### Short task
Copy every line of the data below word for word, leaving out the pictures.

### Task input
◆ ◆ ◆

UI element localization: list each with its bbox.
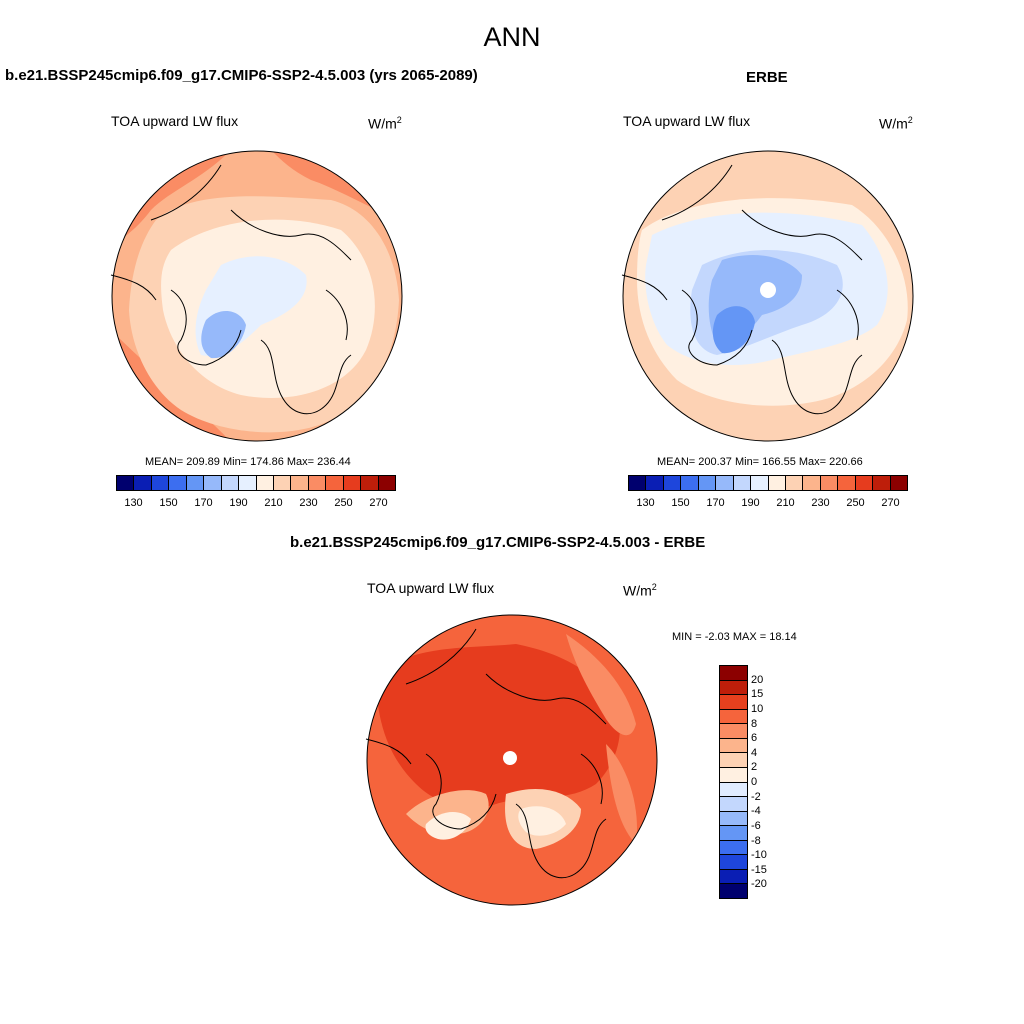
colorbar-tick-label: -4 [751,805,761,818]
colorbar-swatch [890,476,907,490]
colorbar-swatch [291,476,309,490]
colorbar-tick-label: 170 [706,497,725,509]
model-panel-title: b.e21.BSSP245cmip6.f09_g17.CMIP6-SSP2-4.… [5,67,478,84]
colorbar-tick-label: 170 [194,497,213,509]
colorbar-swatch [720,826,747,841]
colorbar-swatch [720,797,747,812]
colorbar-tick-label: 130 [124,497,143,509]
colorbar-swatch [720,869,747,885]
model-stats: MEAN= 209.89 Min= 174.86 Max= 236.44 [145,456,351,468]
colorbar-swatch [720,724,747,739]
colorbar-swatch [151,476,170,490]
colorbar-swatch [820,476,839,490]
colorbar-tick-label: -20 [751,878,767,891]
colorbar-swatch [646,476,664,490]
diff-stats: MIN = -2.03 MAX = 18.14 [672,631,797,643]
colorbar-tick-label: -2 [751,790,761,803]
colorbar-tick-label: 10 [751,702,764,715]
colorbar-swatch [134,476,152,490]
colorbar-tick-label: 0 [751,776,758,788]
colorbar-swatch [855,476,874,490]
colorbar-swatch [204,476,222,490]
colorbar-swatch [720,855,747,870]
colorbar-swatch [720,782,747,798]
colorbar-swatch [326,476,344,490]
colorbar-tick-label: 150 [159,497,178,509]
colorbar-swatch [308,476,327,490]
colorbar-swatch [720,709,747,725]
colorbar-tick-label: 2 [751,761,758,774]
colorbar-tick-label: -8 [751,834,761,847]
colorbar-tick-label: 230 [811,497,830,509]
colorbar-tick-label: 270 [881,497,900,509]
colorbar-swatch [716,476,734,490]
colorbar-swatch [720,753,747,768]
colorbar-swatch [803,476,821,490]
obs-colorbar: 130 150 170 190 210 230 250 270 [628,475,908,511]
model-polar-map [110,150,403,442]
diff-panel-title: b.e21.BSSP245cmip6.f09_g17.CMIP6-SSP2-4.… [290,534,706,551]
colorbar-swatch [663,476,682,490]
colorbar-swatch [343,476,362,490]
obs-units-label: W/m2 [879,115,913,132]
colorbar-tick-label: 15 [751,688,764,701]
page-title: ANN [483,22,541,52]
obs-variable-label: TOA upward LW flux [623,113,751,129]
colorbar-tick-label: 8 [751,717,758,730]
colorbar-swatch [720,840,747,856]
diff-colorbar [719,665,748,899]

◆ ◆ ◆

### Reply
UI element localization: list each with its bbox.
colorbar-tick-label: -4 [751,805,761,818]
colorbar-swatch [890,476,907,490]
colorbar-swatch [291,476,309,490]
colorbar-tick-label: 170 [706,497,725,509]
model-panel-title: b.e21.BSSP245cmip6.f09_g17.CMIP6-SSP2-4.… [5,67,478,84]
colorbar-tick-label: 170 [194,497,213,509]
colorbar-swatch [720,826,747,841]
colorbar-swatch [720,797,747,812]
colorbar-tick-label: 130 [124,497,143,509]
colorbar-swatch [720,869,747,885]
model-stats: MEAN= 209.89 Min= 174.86 Max= 236.44 [145,456,351,468]
colorbar-swatch [720,724,747,739]
colorbar-swatch [151,476,170,490]
colorbar-swatch [820,476,839,490]
colorbar-tick-label: -20 [751,878,767,891]
colorbar-swatch [646,476,664,490]
diff-stats: MIN = -2.03 MAX = 18.14 [672,631,797,643]
colorbar-tick-label: -2 [751,790,761,803]
colorbar-tick-label: 10 [751,702,764,715]
colorbar-swatch [134,476,152,490]
colorbar-tick-label: 0 [751,776,758,788]
colorbar-swatch [855,476,874,490]
colorbar-swatch [204,476,222,490]
colorbar-swatch [720,855,747,870]
colorbar-swatch [720,782,747,798]
colorbar-swatch [326,476,344,490]
colorbar-tick-label: 150 [159,497,178,509]
colorbar-swatch [308,476,327,490]
colorbar-swatch [720,709,747,725]
colorbar-tick-label: 2 [751,761,758,774]
colorbar-tick-label: -8 [751,834,761,847]
colorbar-tick-label: 230 [811,497,830,509]
colorbar-tick-label: 270 [881,497,900,509]
colorbar-swatch [716,476,734,490]
colorbar-swatch [720,753,747,768]
colorbar-swatch [803,476,821,490]
obs-colorbar: 130 150 170 190 210 230 250 270 [628,475,908,511]
model-polar-map [110,150,403,442]
diff-panel-title: b.e21.BSSP245cmip6.f09_g17.CMIP6-SSP2-4.… [290,534,706,551]
colorbar-swatch [663,476,682,490]
colorbar-swatch [343,476,362,490]
obs-units-label: W/m2 [879,115,913,132]
colorbar-tick-label: 15 [751,688,764,701]
page-title: ANN [483,22,541,52]
obs-variable-label: TOA upward LW flux [623,113,751,129]
colorbar-tick-label: 8 [751,717,758,730]
colorbar-swatch [720,840,747,856]
diff-colorbar [719,665,748,899]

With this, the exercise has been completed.